WRITTEN EXERCISE: Pull every line with the word "Petrus" out of the entries below.
------------------------------------
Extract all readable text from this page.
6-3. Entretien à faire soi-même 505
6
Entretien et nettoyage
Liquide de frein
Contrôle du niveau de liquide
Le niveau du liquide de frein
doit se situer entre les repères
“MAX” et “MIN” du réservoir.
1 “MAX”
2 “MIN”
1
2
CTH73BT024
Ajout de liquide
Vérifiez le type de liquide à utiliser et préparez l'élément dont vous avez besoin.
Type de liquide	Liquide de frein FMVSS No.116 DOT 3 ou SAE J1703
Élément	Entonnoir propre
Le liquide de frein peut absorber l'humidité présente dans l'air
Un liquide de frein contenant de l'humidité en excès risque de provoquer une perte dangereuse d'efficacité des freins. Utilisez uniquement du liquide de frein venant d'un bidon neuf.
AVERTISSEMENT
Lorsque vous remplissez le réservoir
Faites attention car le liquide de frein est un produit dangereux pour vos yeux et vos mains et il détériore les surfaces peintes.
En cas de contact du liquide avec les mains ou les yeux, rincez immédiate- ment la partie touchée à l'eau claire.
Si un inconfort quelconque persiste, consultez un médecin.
------------------------------------
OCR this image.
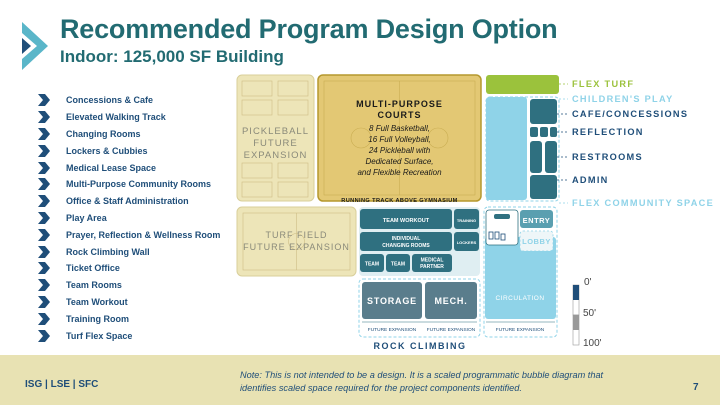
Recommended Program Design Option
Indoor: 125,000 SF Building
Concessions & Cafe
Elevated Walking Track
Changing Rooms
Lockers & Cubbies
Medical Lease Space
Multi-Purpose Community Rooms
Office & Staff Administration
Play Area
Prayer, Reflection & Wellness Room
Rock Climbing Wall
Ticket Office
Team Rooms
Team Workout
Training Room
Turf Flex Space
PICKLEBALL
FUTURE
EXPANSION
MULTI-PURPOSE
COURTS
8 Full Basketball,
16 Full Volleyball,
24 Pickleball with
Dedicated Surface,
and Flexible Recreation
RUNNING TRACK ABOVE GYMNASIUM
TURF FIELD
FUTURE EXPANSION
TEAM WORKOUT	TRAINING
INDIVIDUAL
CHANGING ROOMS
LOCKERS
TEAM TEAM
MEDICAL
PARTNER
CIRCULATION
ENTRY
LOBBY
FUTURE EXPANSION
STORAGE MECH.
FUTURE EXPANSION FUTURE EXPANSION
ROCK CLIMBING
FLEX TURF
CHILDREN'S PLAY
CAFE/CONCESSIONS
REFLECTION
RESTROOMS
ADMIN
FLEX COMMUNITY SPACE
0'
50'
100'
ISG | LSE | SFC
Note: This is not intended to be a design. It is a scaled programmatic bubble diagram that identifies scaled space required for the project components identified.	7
------------------------------------
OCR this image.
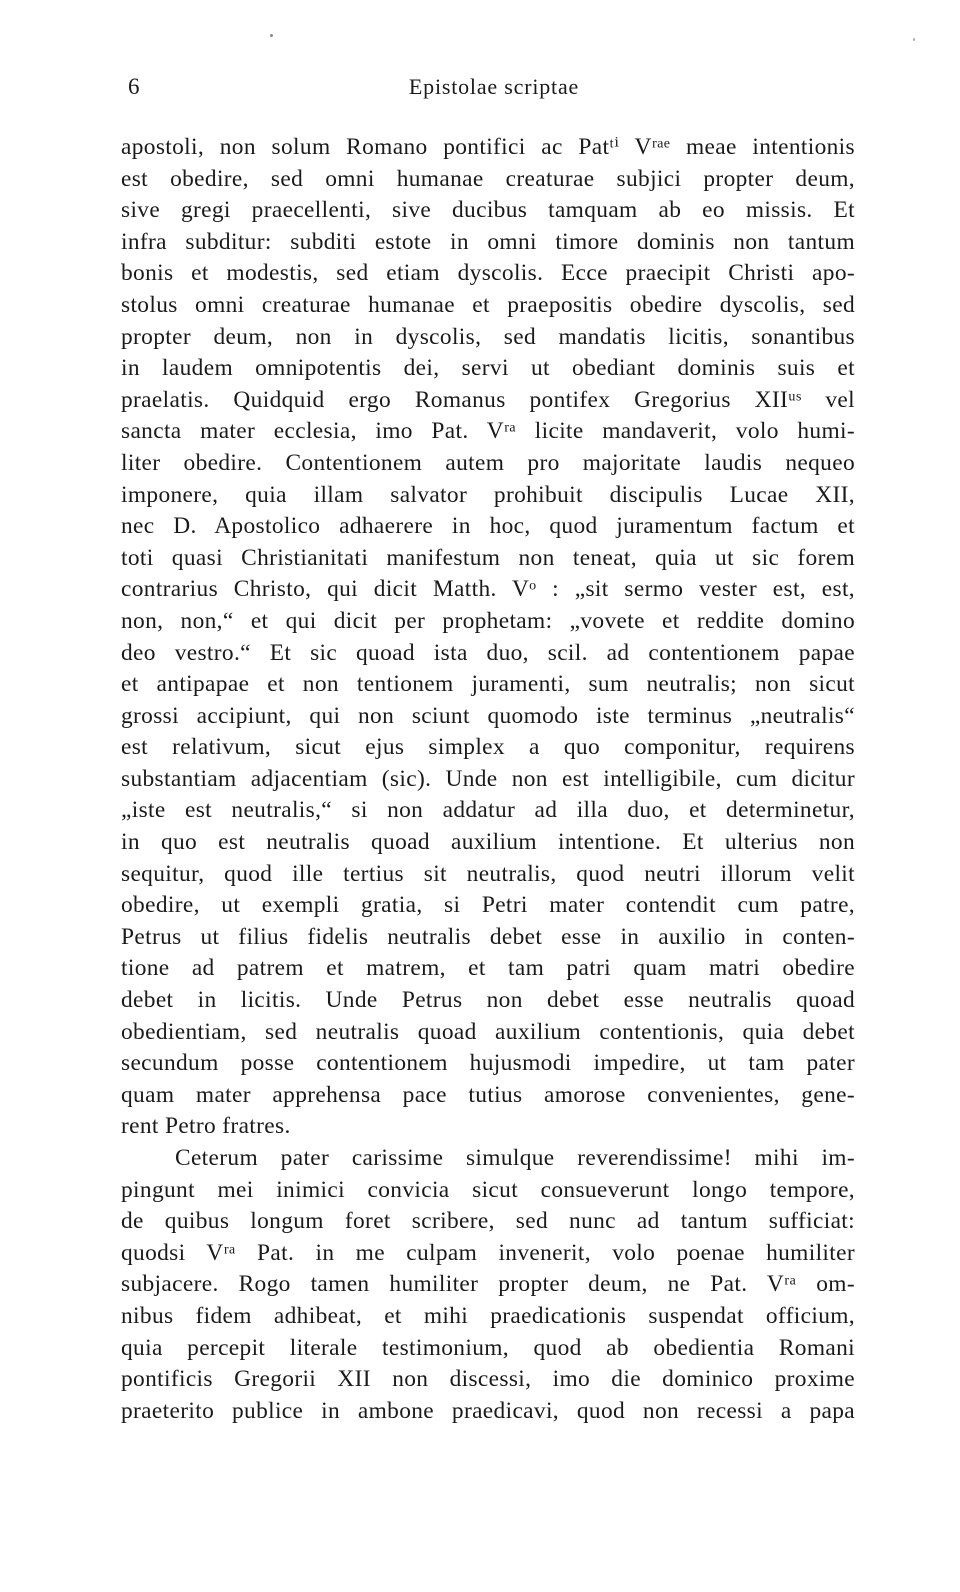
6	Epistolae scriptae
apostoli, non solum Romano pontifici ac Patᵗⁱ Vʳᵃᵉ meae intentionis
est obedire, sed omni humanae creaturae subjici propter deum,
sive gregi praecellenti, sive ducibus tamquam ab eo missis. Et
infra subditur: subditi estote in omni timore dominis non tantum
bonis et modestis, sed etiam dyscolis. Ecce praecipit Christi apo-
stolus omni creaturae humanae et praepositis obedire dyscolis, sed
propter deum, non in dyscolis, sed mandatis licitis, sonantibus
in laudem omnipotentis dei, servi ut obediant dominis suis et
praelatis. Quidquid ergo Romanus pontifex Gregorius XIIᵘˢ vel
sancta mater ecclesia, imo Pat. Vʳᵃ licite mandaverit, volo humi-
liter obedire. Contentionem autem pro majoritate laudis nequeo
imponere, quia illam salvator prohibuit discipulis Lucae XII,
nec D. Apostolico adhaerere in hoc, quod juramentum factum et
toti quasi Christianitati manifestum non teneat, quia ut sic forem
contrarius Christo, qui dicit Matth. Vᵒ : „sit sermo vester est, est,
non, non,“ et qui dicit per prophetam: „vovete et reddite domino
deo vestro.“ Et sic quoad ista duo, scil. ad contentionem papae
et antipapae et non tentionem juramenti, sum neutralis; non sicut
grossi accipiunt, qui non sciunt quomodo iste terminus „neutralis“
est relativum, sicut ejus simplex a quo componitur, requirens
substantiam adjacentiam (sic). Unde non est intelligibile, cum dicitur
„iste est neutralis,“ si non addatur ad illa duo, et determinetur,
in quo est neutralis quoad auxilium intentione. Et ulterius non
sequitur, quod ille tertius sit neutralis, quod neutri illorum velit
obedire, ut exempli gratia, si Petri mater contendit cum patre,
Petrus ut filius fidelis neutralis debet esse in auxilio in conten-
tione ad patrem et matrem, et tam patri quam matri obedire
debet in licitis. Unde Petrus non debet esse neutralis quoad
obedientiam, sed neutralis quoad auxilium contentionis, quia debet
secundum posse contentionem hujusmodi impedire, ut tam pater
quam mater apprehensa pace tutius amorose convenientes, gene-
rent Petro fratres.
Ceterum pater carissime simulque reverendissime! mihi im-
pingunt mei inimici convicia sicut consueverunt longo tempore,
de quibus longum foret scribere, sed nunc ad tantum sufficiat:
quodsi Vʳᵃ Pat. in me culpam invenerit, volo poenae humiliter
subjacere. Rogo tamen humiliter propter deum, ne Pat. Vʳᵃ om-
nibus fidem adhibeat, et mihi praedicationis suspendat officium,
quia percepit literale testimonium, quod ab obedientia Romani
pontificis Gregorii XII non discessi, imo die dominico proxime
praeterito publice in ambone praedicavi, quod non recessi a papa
------------------------------------
EXERCISE SOLUTION:
Petrus ut filius fidelis neutralis debet esse in auxilio in conten-
debet in licitis. Unde Petrus non debet esse neutralis quoad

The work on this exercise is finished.